▶ [SET TASK] Count how many lines hold the string "name". Give that number alone.
>> START LISTING
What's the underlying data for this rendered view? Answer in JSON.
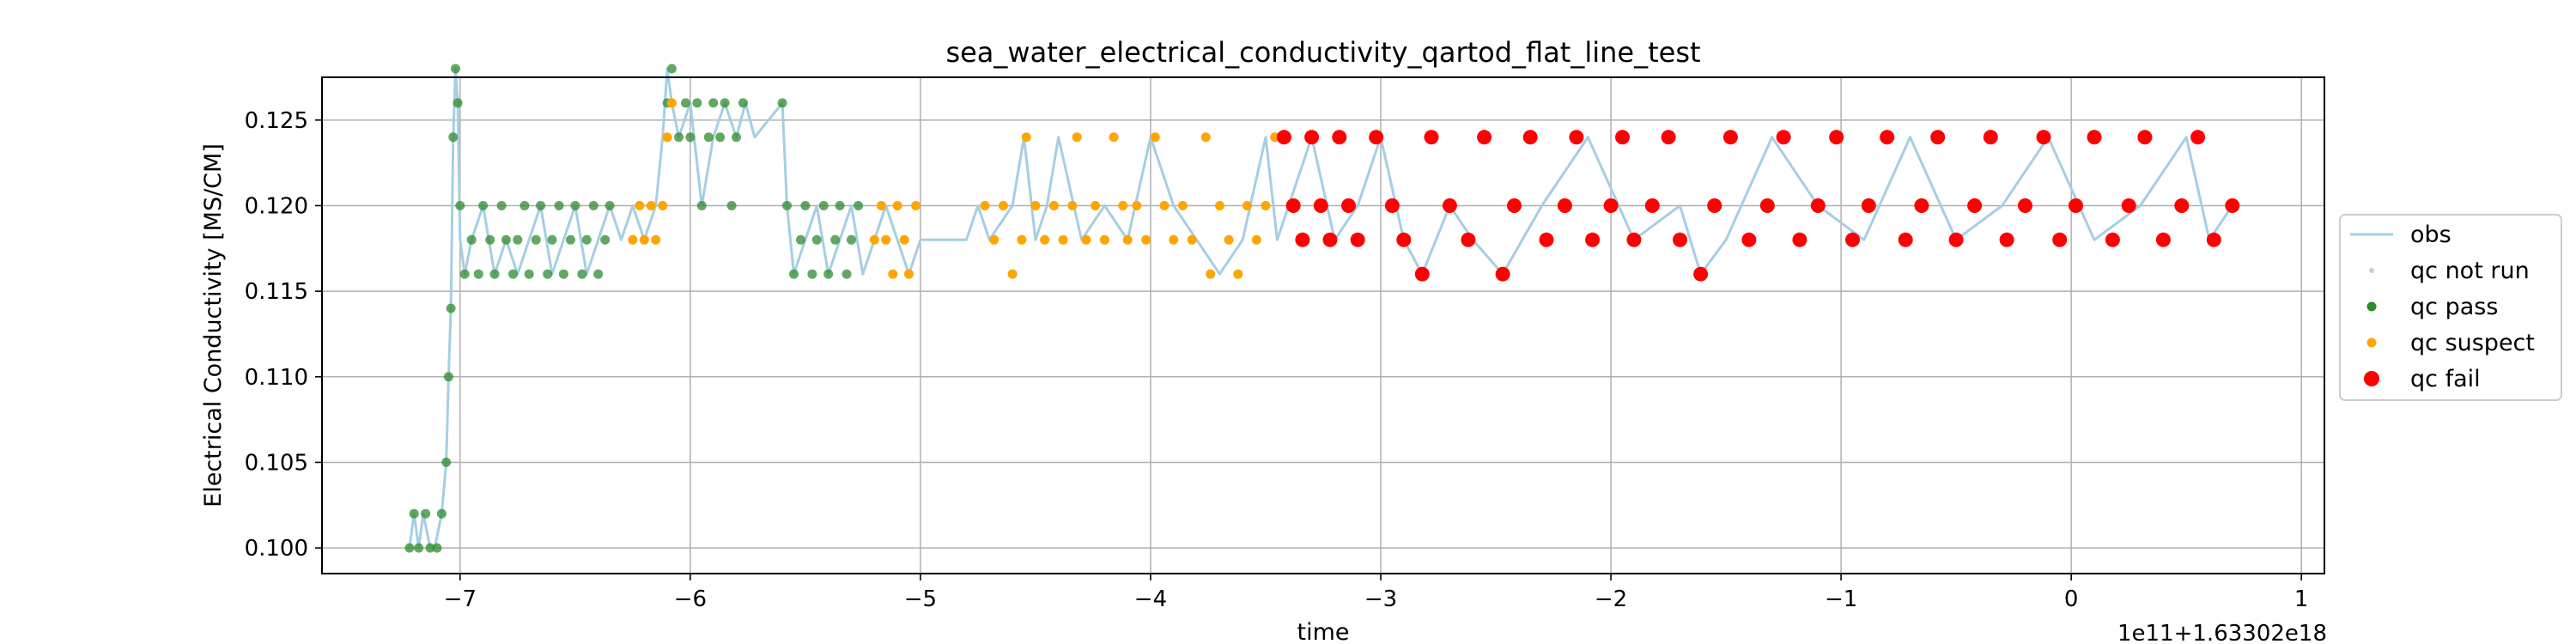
{
  "chart_data": {
    "type": "scatter",
    "title": "sea_water_electrical_conductivity_qartod_flat_line_test",
    "xlabel": "time",
    "ylabel": "Electrical Conductivity [MS/CM]",
    "x_offset_text": "1e11+1.63302e18",
    "xlim": [
      -7.6,
      1.1
    ],
    "ylim": [
      0.0985,
      0.1275
    ],
    "xticks": [
      -7,
      -6,
      -5,
      -4,
      -3,
      -2,
      -1,
      0,
      1
    ],
    "xtick_labels": [
      "−7",
      "−6",
      "−5",
      "−4",
      "−3",
      "−2",
      "−1",
      "0",
      "1"
    ],
    "yticks": [
      0.1,
      0.105,
      0.11,
      0.115,
      0.12,
      0.125
    ],
    "ytick_labels": [
      "0.100",
      "0.105",
      "0.110",
      "0.115",
      "0.120",
      "0.125"
    ],
    "grid": true,
    "legend_placement": "outside-right",
    "colors": {
      "obs": "#a6cee3",
      "qc_not_run": "#cccccc",
      "qc_pass": "#2e8b2e",
      "qc_suspect": "#ffa500",
      "qc_fail": "#ff0000"
    },
    "legend": [
      {
        "key": "obs",
        "label": "obs",
        "kind": "line"
      },
      {
        "key": "qc_not_run",
        "label": "qc not run",
        "kind": "dot-small"
      },
      {
        "key": "qc_pass",
        "label": "qc pass",
        "kind": "dot"
      },
      {
        "key": "qc_suspect",
        "label": "qc suspect",
        "kind": "dot"
      },
      {
        "key": "qc_fail",
        "label": "qc fail",
        "kind": "dot-large"
      }
    ],
    "series": [
      {
        "name": "obs",
        "key": "obs",
        "style": "line",
        "x": [
          -7.22,
          -7.2,
          -7.18,
          -7.16,
          -7.13,
          -7.11,
          -7.08,
          -7.06,
          -7.05,
          -7.04,
          -7.03,
          -7.02,
          -7.01,
          -7.0,
          -6.98,
          -6.95,
          -6.9,
          -6.85,
          -6.8,
          -6.75,
          -6.7,
          -6.65,
          -6.6,
          -6.55,
          -6.5,
          -6.45,
          -6.4,
          -6.35,
          -6.3,
          -6.25,
          -6.2,
          -6.15,
          -6.12,
          -6.1,
          -6.08,
          -6.05,
          -6.0,
          -5.95,
          -5.9,
          -5.85,
          -5.8,
          -5.76,
          -5.72,
          -5.6,
          -5.58,
          -5.55,
          -5.5,
          -5.45,
          -5.4,
          -5.35,
          -5.3,
          -5.25,
          -5.2,
          -5.15,
          -5.1,
          -5.05,
          -5.0,
          -4.8,
          -4.75,
          -4.7,
          -4.6,
          -4.55,
          -4.5,
          -4.45,
          -4.4,
          -4.3,
          -4.2,
          -4.1,
          -4.0,
          -3.9,
          -3.8,
          -3.7,
          -3.6,
          -3.5,
          -3.45,
          -3.4,
          -3.3,
          -3.2,
          -3.1,
          -3.0,
          -2.9,
          -2.82,
          -2.7,
          -2.6,
          -2.47,
          -2.3,
          -2.1,
          -1.9,
          -1.7,
          -1.61,
          -1.5,
          -1.3,
          -1.1,
          -0.9,
          -0.7,
          -0.5,
          -0.3,
          -0.1,
          0.1,
          0.3,
          0.5,
          0.6,
          0.7
        ],
        "y": [
          0.1,
          0.102,
          0.1,
          0.102,
          0.1,
          0.1,
          0.102,
          0.105,
          0.11,
          0.114,
          0.124,
          0.128,
          0.126,
          0.118,
          0.116,
          0.118,
          0.12,
          0.116,
          0.118,
          0.116,
          0.118,
          0.12,
          0.116,
          0.118,
          0.12,
          0.116,
          0.118,
          0.12,
          0.118,
          0.12,
          0.118,
          0.12,
          0.124,
          0.128,
          0.126,
          0.124,
          0.126,
          0.12,
          0.124,
          0.126,
          0.124,
          0.126,
          0.124,
          0.126,
          0.12,
          0.116,
          0.118,
          0.12,
          0.116,
          0.118,
          0.12,
          0.116,
          0.118,
          0.12,
          0.118,
          0.116,
          0.118,
          0.118,
          0.12,
          0.118,
          0.12,
          0.124,
          0.118,
          0.12,
          0.124,
          0.118,
          0.12,
          0.118,
          0.124,
          0.12,
          0.118,
          0.116,
          0.118,
          0.124,
          0.118,
          0.12,
          0.124,
          0.118,
          0.12,
          0.124,
          0.118,
          0.116,
          0.12,
          0.118,
          0.116,
          0.12,
          0.124,
          0.118,
          0.12,
          0.116,
          0.118,
          0.124,
          0.12,
          0.118,
          0.124,
          0.118,
          0.12,
          0.124,
          0.118,
          0.12,
          0.124,
          0.118,
          0.12
        ]
      },
      {
        "name": "qc pass",
        "key": "qc_pass",
        "style": "points",
        "x": [
          -7.22,
          -7.2,
          -7.18,
          -7.15,
          -7.13,
          -7.1,
          -7.08,
          -7.06,
          -7.05,
          -7.04,
          -7.03,
          -7.02,
          -7.01,
          -7.0,
          -6.98,
          -6.95,
          -6.92,
          -6.9,
          -6.87,
          -6.85,
          -6.82,
          -6.8,
          -6.77,
          -6.75,
          -6.72,
          -6.7,
          -6.67,
          -6.65,
          -6.62,
          -6.6,
          -6.57,
          -6.55,
          -6.52,
          -6.5,
          -6.47,
          -6.45,
          -6.42,
          -6.4,
          -6.37,
          -6.35,
          -6.1,
          -6.08,
          -6.05,
          -6.02,
          -6.0,
          -5.97,
          -5.95,
          -5.92,
          -5.9,
          -5.87,
          -5.85,
          -5.82,
          -5.8,
          -5.77,
          -5.6,
          -5.58,
          -5.55,
          -5.52,
          -5.5,
          -5.47,
          -5.45,
          -5.42,
          -5.4,
          -5.37,
          -5.35,
          -5.32,
          -5.3,
          -5.27
        ],
        "y": [
          0.1,
          0.102,
          0.1,
          0.102,
          0.1,
          0.1,
          0.102,
          0.105,
          0.11,
          0.114,
          0.124,
          0.128,
          0.126,
          0.12,
          0.116,
          0.118,
          0.116,
          0.12,
          0.118,
          0.116,
          0.12,
          0.118,
          0.116,
          0.118,
          0.12,
          0.116,
          0.118,
          0.12,
          0.116,
          0.118,
          0.12,
          0.116,
          0.118,
          0.12,
          0.116,
          0.118,
          0.12,
          0.116,
          0.118,
          0.12,
          0.126,
          0.128,
          0.124,
          0.126,
          0.124,
          0.126,
          0.12,
          0.124,
          0.126,
          0.124,
          0.126,
          0.12,
          0.124,
          0.126,
          0.126,
          0.12,
          0.116,
          0.118,
          0.12,
          0.116,
          0.118,
          0.12,
          0.116,
          0.118,
          0.12,
          0.116,
          0.118,
          0.12
        ]
      },
      {
        "name": "qc suspect",
        "key": "qc_suspect",
        "style": "points",
        "x": [
          -6.25,
          -6.22,
          -6.2,
          -6.17,
          -6.15,
          -6.12,
          -6.1,
          -6.08,
          -5.2,
          -5.17,
          -5.15,
          -5.12,
          -5.1,
          -5.07,
          -5.05,
          -5.02,
          -4.72,
          -4.68,
          -4.64,
          -4.6,
          -4.56,
          -4.54,
          -4.5,
          -4.46,
          -4.42,
          -4.38,
          -4.34,
          -4.32,
          -4.28,
          -4.24,
          -4.2,
          -4.16,
          -4.12,
          -4.1,
          -4.06,
          -4.02,
          -3.98,
          -3.94,
          -3.9,
          -3.86,
          -3.82,
          -3.76,
          -3.74,
          -3.7,
          -3.66,
          -3.62,
          -3.58,
          -3.54,
          -3.5,
          -3.46
        ],
        "y": [
          0.118,
          0.12,
          0.118,
          0.12,
          0.118,
          0.12,
          0.124,
          0.126,
          0.118,
          0.12,
          0.118,
          0.116,
          0.12,
          0.118,
          0.116,
          0.12,
          0.12,
          0.118,
          0.12,
          0.116,
          0.118,
          0.124,
          0.12,
          0.118,
          0.12,
          0.118,
          0.12,
          0.124,
          0.118,
          0.12,
          0.118,
          0.124,
          0.12,
          0.118,
          0.12,
          0.118,
          0.124,
          0.12,
          0.118,
          0.12,
          0.118,
          0.124,
          0.116,
          0.12,
          0.118,
          0.116,
          0.12,
          0.118,
          0.12,
          0.124
        ]
      },
      {
        "name": "qc fail",
        "key": "qc_fail",
        "style": "points",
        "x": [
          -3.42,
          -3.38,
          -3.34,
          -3.3,
          -3.26,
          -3.22,
          -3.18,
          -3.14,
          -3.1,
          -3.02,
          -2.95,
          -2.9,
          -2.82,
          -2.78,
          -2.7,
          -2.62,
          -2.55,
          -2.47,
          -2.42,
          -2.35,
          -2.28,
          -2.2,
          -2.15,
          -2.08,
          -2.0,
          -1.95,
          -1.9,
          -1.82,
          -1.75,
          -1.7,
          -1.61,
          -1.55,
          -1.48,
          -1.4,
          -1.32,
          -1.25,
          -1.18,
          -1.1,
          -1.02,
          -0.95,
          -0.88,
          -0.8,
          -0.72,
          -0.65,
          -0.58,
          -0.5,
          -0.42,
          -0.35,
          -0.28,
          -0.2,
          -0.12,
          -0.05,
          0.02,
          0.1,
          0.18,
          0.25,
          0.32,
          0.4,
          0.48,
          0.55,
          0.62,
          0.7
        ],
        "y": [
          0.124,
          0.12,
          0.118,
          0.124,
          0.12,
          0.118,
          0.124,
          0.12,
          0.118,
          0.124,
          0.12,
          0.118,
          0.116,
          0.124,
          0.12,
          0.118,
          0.124,
          0.116,
          0.12,
          0.124,
          0.118,
          0.12,
          0.124,
          0.118,
          0.12,
          0.124,
          0.118,
          0.12,
          0.124,
          0.118,
          0.116,
          0.12,
          0.124,
          0.118,
          0.12,
          0.124,
          0.118,
          0.12,
          0.124,
          0.118,
          0.12,
          0.124,
          0.118,
          0.12,
          0.124,
          0.118,
          0.12,
          0.124,
          0.118,
          0.12,
          0.124,
          0.118,
          0.12,
          0.124,
          0.118,
          0.12,
          0.124,
          0.118,
          0.12,
          0.124,
          0.118,
          0.12
        ]
      }
    ]
  }
}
>> END LISTING
▶ [TASK ANSWER] 4